Como vê o estudo e o mercado da ciência no futuro?
O mercado premia apenas as descobertas que possuem uma utilidade imediata. A busca da origem de nossa espécie, as pesquisas sobre as ondas gravitacionais ou o estudo dos buracos negros não possuem valor comercial. De modo que os mercados não as propiciaram.
Daí a adoração ao mercado conduz à estupidez coletiva.
Por que a ciência é importante para a América Latina?
O terceiro mundo necessita proteger a ciência básica ainda mais do que os países desenvolvidos, porque seu atraso científico é um componente de seu atraso geral. Em particular, para controlar o mercado você tem que saber como funciona.
Recentemente, o Dr. Takaaki Kajita, Prêmio Nobel de Física, lamentou ao Ciencia del Sur o estado da ciência no Japão pela falta de mais apoio. Como o senhor qualifica a supressão das humanidades em alguns países, como é o caso desta potência asiática?
A supressão dos estudos humanísticos e das ciências sociais é uma medida bárbara. Mas os estudos humanísticos improdutivos, como, por exemplo, a linguística reduzida ao estudo da sintaxe com desprezo pela psicolinguística experimental e a sociolinguística não ajuda a entender a fala, e, portanto, é tão inútil quanto a oração ou a política de café.

DADOS FORNECIDOS
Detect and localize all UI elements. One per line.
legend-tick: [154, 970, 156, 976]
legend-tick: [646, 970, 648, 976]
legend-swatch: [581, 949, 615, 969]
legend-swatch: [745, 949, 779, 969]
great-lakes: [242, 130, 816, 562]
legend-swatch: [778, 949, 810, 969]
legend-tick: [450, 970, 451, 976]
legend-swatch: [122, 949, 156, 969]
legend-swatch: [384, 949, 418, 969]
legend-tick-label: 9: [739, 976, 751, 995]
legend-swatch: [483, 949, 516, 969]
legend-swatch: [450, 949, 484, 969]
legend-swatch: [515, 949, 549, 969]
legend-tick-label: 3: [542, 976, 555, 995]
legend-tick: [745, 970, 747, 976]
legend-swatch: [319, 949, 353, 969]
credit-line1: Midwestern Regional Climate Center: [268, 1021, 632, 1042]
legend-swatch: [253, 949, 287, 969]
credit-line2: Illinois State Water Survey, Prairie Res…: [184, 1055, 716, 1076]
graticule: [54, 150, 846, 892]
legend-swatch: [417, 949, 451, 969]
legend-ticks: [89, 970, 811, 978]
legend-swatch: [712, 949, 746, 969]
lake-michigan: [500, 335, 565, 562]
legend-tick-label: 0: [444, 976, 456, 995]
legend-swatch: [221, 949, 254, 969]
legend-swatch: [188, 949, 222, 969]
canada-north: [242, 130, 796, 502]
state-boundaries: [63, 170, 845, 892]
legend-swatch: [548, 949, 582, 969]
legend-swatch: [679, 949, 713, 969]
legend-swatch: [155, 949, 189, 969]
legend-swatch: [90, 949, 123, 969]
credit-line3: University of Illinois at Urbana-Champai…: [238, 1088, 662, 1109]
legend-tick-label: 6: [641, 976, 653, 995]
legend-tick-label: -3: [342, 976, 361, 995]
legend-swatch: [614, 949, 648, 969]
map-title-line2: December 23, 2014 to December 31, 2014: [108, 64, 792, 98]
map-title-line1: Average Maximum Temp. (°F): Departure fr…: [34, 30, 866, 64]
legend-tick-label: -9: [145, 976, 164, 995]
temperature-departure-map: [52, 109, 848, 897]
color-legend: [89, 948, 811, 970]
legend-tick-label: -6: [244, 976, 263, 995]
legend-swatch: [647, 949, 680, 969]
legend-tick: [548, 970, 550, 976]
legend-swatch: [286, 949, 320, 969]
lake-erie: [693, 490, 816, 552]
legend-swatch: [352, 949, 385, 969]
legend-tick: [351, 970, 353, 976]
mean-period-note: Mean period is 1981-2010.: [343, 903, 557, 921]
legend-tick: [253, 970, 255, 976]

SOBRE A TAREFA
Transcreva do trecho sobre ciência e mercado tudo o que vai de "Como vê o estudo" até "não as propiciaram.", inclusive. As entradas não guardam relação com o trecho.

ESPAÇO DE RESPOSTA
Como vê o estudo e o mercado da ciência no futuro?
O mercado premia apenas as descobertas que possuem uma utilidade imediata. A busca da origem de nossa espécie, as pesquisas sobre as ondas gravitacionais ou o estudo dos buracos negros não possuem valor comercial. De modo que os mercados não as propiciaram.